Problem statement: The data must be returned in full and exactly as given.

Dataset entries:

....

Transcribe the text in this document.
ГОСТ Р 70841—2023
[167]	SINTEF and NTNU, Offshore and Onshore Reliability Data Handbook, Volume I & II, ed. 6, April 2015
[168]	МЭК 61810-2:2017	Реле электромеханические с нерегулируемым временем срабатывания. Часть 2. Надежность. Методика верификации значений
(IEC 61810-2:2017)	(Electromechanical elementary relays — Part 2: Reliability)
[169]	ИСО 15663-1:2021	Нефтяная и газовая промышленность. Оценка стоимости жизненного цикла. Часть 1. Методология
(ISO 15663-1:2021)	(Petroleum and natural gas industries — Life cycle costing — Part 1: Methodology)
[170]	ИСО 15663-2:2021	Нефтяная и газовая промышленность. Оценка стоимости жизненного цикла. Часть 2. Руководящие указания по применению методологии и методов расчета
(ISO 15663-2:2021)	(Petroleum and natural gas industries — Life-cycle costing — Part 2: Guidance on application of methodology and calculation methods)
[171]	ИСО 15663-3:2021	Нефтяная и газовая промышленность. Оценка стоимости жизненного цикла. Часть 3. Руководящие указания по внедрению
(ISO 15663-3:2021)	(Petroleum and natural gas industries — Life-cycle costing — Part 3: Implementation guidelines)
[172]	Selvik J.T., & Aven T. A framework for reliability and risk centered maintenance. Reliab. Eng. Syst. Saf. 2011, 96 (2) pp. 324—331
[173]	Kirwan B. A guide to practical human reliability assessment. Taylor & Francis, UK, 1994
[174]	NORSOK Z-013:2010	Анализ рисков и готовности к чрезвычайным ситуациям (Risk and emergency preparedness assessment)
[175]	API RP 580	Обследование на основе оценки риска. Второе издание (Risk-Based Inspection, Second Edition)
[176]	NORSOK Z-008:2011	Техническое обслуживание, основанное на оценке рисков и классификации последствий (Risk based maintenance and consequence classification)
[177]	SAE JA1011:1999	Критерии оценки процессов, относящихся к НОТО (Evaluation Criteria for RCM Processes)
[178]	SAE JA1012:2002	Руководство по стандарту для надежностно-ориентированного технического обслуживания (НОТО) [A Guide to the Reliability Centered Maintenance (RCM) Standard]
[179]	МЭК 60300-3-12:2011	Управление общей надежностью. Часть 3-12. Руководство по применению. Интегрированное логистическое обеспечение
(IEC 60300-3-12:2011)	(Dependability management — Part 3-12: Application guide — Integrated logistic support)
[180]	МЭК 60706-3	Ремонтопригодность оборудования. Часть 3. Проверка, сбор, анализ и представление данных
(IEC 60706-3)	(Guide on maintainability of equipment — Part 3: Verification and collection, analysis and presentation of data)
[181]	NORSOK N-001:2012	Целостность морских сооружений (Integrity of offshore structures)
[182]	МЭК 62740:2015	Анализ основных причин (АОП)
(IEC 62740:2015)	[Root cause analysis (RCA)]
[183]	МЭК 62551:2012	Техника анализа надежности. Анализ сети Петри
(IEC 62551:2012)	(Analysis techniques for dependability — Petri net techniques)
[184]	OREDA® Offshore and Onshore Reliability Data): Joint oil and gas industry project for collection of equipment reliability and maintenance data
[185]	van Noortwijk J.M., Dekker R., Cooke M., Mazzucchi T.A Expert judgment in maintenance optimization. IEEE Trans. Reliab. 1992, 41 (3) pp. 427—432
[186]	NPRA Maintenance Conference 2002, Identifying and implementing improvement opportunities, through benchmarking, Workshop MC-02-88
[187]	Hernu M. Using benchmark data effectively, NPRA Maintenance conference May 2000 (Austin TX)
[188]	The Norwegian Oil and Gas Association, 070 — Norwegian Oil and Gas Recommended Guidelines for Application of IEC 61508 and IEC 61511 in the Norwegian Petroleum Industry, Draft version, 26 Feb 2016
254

....

Output below:
Transcribe the text in this document.
ГОСТ Р 70841—2023
[167]	SINTEF and NTNU, Offshore and Onshore Reliability Data Handbook, Volume I & II, ed. 6, April 2015
[168]	МЭК 61810-2:2017	Реле электромеханические с нерегулируемым временем срабатывания. Часть 2. Надежность. Методика верификации значений
(IEC 61810-2:2017)	(Electromechanical elementary relays — Part 2: Reliability)
[169]	ИСО 15663-1:2021	Нефтяная и газовая промышленность. Оценка стоимости жизненного цикла. Часть 1. Методология
(ISO 15663-1:2021)	(Petroleum and natural gas industries — Life cycle costing — Part 1: Methodology)
[170]	ИСО 15663-2:2021	Нефтяная и газовая промышленность. Оценка стоимости жизненного цикла. Часть 2. Руководящие указания по применению методологии и методов расчета
(ISO 15663-2:2021)	(Petroleum and natural gas industries — Life-cycle costing — Part 2: Guidance on application of methodology and calculation methods)
[171]	ИСО 15663-3:2021	Нефтяная и газовая промышленность. Оценка стоимости жизненного цикла. Часть 3. Руководящие указания по внедрению
(ISO 15663-3:2021)	(Petroleum and natural gas industries — Life-cycle costing — Part 3: Implementation guidelines)
[172]	Selvik J.T., & Aven T. A framework for reliability and risk centered maintenance. Reliab. Eng. Syst. Saf. 2011, 96 (2) pp. 324—331
[173]	Kirwan B. A guide to practical human reliability assessment. Taylor & Francis, UK, 1994
[174]	NORSOK Z-013:2010	Анализ рисков и готовности к чрезвычайным ситуациям (Risk and emergency preparedness assessment)
[175]	API RP 580	Обследование на основе оценки риска. Второе издание (Risk-Based Inspection, Second Edition)
[176]	NORSOK Z-008:2011	Техническое обслуживание, основанное на оценке рисков и классификации последствий (Risk based maintenance and consequence classification)
[177]	SAE JA1011:1999	Критерии оценки процессов, относящихся к НОТО (Evaluation Criteria for RCM Processes)
[178]	SAE JA1012:2002	Руководство по стандарту для надежностно-ориентированного технического обслуживания (НОТО) [A Guide to the Reliability Centered Maintenance (RCM) Standard]
[179]	МЭК 60300-3-12:2011	Управление общей надежностью. Часть 3-12. Руководство по применению. Интегрированное логистическое обеспечение
(IEC 60300-3-12:2011)	(Dependability management — Part 3-12: Application guide — Integrated logistic support)
[180]	МЭК 60706-3	Ремонтопригодность оборудования. Часть 3. Проверка, сбор, анализ и представление данных
(IEC 60706-3)	(Guide on maintainability of equipment — Part 3: Verification and collection, analysis and presentation of data)
[181]	NORSOK N-001:2012	Целостность морских сооружений (Integrity of offshore structures)
[182]	МЭК 62740:2015	Анализ основных причин (АОП)
(IEC 62740:2015)	[Root cause analysis (RCA)]
[183]	МЭК 62551:2012	Техника анализа надежности. Анализ сети Петри
(IEC 62551:2012)	(Analysis techniques for dependability — Petri net techniques)
[184]	OREDA® Offshore and Onshore Reliability Data): Joint oil and gas industry project for collection of equipment reliability and maintenance data
[185]	van Noortwijk J.M., Dekker R., Cooke M., Mazzucchi T.A Expert judgment in maintenance optimization. IEEE Trans. Reliab. 1992, 41 (3) pp. 427—432
[186]	NPRA Maintenance Conference 2002, Identifying and implementing improvement opportunities, through benchmarking, Workshop MC-02-88
[187]	Hernu M. Using benchmark data effectively, NPRA Maintenance conference May 2000 (Austin TX)
[188]	The Norwegian Oil and Gas Association, 070 — Norwegian Oil and Gas Recommended Guidelines for Application of IEC 61508 and IEC 61511 in the Norwegian Petroleum Industry, Draft version, 26 Feb 2016
254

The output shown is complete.